◆ Set problem
Give back a single number, the count of lines containing the word "colormap".

— START OF Supplied records —

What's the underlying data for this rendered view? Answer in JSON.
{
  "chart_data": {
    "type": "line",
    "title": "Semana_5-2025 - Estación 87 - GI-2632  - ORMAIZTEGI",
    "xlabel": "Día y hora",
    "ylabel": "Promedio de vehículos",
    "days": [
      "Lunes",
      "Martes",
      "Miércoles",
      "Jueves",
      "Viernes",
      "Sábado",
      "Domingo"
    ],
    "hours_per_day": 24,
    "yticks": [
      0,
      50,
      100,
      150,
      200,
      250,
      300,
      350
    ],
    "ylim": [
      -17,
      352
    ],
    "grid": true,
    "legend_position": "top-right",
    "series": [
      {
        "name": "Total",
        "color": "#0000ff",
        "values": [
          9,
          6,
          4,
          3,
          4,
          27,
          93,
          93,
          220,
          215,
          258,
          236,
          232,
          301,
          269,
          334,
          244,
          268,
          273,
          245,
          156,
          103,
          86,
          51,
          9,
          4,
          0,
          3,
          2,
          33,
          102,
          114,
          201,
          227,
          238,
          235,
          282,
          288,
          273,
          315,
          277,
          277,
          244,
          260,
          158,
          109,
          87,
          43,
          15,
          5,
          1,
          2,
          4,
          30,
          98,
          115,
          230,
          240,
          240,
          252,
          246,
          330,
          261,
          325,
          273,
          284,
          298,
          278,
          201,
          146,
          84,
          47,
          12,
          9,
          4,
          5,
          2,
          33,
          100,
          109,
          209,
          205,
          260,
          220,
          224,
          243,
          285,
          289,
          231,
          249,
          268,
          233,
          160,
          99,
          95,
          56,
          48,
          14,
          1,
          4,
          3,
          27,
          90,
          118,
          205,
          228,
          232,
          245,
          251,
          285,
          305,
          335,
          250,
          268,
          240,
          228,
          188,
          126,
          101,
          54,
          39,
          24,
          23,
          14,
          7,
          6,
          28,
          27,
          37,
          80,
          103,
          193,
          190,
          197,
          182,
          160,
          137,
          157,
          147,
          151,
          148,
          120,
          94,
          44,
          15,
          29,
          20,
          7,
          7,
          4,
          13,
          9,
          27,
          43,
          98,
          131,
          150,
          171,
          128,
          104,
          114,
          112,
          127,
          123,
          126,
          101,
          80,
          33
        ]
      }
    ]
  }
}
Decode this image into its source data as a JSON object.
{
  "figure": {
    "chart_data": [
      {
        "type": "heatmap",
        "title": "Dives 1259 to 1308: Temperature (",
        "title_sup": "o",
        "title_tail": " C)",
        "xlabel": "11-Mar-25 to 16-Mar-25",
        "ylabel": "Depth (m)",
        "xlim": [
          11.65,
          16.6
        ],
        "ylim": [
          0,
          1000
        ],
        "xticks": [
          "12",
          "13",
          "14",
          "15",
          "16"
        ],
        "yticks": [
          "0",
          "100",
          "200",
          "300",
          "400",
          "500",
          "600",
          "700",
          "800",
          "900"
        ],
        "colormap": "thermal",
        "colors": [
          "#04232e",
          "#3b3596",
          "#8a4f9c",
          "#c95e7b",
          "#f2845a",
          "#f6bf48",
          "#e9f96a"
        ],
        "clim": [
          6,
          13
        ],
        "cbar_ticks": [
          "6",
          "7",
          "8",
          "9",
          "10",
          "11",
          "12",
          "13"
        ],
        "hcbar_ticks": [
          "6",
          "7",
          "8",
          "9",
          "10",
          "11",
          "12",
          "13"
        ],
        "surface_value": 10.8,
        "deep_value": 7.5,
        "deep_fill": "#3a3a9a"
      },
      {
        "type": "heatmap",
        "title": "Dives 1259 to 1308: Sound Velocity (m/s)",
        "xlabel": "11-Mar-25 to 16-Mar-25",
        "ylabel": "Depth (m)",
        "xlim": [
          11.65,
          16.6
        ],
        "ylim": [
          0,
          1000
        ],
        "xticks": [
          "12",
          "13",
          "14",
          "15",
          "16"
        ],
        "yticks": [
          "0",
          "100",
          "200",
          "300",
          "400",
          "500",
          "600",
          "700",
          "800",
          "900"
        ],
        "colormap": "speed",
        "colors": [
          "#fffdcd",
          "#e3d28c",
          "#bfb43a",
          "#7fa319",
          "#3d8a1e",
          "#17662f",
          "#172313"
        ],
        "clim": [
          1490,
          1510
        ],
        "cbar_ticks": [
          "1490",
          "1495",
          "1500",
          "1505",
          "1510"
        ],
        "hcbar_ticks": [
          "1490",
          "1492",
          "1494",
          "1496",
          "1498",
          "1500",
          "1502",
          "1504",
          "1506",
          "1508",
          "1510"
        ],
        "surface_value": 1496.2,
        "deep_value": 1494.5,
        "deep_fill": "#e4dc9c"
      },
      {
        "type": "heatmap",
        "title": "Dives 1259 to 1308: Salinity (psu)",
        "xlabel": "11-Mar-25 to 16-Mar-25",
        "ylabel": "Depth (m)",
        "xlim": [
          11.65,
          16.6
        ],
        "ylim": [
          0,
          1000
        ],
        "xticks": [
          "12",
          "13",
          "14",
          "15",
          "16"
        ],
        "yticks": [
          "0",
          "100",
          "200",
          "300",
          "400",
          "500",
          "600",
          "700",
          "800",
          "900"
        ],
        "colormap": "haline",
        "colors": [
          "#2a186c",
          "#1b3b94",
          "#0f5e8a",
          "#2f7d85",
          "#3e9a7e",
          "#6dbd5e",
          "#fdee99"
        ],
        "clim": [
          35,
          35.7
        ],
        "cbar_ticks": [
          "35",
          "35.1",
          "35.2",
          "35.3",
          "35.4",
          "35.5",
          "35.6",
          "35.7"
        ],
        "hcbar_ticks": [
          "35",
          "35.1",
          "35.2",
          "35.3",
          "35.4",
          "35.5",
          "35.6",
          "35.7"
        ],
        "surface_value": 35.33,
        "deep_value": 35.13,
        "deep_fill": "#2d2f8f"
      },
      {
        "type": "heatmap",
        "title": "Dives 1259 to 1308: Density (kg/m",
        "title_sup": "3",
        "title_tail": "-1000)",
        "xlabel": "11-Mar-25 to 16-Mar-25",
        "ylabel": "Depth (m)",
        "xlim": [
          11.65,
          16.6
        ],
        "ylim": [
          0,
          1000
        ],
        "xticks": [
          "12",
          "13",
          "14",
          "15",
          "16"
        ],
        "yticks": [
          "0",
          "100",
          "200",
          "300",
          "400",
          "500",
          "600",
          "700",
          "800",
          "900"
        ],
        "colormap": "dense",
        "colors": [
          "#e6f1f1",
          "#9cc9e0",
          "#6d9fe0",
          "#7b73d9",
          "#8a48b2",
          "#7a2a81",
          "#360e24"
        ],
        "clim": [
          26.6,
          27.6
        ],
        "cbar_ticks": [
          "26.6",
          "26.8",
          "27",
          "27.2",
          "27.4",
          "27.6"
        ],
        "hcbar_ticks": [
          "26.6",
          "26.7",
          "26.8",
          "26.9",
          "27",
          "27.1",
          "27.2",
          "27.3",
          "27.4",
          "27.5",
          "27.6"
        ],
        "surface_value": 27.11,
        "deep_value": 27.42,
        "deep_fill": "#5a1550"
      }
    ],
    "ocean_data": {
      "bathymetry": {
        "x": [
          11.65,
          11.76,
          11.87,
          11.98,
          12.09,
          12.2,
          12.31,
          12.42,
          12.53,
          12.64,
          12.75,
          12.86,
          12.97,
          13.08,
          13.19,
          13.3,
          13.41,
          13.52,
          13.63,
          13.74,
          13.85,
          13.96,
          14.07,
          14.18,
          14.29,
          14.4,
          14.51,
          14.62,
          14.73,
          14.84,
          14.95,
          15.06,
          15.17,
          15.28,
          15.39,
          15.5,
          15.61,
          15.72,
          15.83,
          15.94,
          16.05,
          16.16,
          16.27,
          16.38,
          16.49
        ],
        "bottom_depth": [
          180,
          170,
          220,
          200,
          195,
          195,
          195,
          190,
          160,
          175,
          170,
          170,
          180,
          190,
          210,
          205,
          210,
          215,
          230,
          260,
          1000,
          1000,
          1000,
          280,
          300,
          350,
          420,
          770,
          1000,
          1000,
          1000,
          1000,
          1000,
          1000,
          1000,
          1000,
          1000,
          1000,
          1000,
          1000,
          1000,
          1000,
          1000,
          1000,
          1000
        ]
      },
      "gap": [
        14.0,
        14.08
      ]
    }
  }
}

— END OF Supplied records —

◆ Exercise answer
4